● Data shown
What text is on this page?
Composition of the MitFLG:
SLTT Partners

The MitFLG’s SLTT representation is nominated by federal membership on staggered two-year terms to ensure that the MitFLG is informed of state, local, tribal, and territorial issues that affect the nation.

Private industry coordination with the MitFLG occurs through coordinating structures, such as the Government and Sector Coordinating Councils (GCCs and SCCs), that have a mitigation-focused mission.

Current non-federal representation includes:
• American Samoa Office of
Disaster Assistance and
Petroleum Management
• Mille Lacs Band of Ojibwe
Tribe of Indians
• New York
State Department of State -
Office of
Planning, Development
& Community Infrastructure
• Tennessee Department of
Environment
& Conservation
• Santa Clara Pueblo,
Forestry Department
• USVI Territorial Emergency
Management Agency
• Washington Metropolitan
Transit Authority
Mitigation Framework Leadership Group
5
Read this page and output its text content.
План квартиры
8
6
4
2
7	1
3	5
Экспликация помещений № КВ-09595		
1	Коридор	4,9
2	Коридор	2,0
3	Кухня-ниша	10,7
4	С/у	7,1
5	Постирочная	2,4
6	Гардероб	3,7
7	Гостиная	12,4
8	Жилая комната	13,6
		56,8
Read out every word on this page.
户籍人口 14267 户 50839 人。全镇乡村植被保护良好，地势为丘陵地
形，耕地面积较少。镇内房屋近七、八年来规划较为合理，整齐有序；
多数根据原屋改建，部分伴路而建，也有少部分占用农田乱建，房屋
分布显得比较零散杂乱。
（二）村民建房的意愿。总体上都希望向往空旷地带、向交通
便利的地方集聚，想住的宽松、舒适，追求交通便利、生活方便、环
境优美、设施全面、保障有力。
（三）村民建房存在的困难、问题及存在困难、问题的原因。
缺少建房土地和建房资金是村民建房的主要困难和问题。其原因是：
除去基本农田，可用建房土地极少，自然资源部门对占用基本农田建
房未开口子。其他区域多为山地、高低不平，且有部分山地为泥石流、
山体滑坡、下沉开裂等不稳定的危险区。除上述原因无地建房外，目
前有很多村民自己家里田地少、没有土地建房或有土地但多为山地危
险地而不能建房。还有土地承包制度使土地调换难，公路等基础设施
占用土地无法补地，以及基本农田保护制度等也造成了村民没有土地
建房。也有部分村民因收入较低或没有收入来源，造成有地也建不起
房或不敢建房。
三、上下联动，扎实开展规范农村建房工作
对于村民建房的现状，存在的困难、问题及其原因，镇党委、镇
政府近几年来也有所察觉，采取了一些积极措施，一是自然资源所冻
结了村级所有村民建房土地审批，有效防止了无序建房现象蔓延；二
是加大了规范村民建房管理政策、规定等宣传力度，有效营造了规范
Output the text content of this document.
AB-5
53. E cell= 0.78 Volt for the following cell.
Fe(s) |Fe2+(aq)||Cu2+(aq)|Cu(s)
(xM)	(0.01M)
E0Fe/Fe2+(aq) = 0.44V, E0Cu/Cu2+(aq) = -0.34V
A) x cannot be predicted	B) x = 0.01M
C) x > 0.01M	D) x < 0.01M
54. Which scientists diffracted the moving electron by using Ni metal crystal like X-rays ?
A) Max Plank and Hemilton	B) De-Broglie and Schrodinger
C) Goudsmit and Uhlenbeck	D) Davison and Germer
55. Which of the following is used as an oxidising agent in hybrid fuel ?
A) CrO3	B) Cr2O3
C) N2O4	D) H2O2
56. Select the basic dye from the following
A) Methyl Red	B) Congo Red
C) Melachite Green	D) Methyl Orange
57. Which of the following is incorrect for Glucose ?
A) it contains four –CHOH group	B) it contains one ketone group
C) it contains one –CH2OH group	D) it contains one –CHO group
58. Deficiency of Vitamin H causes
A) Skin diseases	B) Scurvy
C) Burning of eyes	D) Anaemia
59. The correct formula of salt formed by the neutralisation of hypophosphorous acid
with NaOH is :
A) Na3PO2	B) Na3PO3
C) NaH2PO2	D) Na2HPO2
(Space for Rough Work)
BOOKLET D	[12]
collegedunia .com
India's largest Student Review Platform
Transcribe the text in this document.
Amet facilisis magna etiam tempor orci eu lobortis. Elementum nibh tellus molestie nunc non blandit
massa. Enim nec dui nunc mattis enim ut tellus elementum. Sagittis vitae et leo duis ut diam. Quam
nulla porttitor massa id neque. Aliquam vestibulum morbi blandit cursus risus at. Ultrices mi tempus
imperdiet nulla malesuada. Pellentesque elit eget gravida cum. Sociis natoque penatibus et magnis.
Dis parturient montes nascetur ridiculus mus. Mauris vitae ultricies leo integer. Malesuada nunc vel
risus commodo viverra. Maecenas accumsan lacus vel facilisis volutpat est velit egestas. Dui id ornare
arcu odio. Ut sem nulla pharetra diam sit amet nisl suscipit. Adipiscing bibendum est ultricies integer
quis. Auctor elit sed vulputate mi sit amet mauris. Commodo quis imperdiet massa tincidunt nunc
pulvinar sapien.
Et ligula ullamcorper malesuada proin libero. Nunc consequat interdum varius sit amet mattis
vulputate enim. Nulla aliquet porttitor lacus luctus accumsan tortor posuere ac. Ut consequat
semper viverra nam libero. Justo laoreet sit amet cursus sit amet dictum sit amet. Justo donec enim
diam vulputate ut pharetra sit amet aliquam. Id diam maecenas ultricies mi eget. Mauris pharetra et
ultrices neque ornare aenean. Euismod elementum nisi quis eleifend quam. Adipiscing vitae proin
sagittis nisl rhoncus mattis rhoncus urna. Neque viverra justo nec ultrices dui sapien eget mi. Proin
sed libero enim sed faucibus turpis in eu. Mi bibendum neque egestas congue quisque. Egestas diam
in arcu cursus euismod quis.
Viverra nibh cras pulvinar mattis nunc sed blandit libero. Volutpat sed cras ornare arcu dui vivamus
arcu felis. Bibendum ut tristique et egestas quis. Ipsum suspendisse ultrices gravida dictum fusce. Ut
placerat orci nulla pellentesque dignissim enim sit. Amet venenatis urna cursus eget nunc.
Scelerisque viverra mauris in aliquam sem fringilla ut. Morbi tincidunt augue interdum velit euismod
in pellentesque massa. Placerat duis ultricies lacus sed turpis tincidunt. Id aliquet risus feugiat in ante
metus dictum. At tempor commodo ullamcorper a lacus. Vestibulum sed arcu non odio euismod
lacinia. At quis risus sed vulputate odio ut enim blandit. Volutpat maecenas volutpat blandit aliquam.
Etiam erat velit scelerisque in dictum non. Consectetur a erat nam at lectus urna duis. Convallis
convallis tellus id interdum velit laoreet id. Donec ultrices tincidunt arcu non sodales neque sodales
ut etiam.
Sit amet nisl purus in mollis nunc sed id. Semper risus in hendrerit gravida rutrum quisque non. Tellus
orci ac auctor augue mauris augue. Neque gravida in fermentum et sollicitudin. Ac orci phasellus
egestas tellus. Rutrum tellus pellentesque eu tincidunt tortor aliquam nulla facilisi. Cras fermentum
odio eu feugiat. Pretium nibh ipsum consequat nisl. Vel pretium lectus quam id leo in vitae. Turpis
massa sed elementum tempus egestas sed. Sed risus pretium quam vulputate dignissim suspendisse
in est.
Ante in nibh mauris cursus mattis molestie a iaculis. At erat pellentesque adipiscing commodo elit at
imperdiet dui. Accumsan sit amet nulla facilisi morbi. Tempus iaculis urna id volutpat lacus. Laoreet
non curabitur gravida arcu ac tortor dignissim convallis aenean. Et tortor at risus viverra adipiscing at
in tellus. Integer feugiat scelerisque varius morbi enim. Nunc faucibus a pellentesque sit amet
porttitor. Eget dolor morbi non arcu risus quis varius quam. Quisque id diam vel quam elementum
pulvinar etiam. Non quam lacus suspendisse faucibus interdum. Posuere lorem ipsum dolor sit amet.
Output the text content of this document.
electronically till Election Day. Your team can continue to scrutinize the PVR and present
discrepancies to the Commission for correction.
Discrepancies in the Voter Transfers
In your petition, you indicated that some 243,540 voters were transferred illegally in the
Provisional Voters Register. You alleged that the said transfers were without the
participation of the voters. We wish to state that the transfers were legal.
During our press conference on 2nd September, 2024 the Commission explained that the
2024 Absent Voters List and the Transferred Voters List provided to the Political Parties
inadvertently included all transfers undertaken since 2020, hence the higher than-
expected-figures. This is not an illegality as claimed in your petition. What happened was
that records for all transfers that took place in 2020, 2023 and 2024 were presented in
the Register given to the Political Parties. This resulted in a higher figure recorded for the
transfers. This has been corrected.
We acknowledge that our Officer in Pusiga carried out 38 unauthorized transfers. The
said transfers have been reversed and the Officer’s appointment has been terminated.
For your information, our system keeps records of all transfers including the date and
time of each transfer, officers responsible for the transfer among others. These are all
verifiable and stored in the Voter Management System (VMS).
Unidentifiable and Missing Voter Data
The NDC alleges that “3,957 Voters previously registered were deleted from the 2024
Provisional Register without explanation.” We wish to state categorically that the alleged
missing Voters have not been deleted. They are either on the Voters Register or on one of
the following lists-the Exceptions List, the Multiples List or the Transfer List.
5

● Requirement
From the data above, count the lines where "Parties" occurs and give that figure and nothing else.

● Task output
2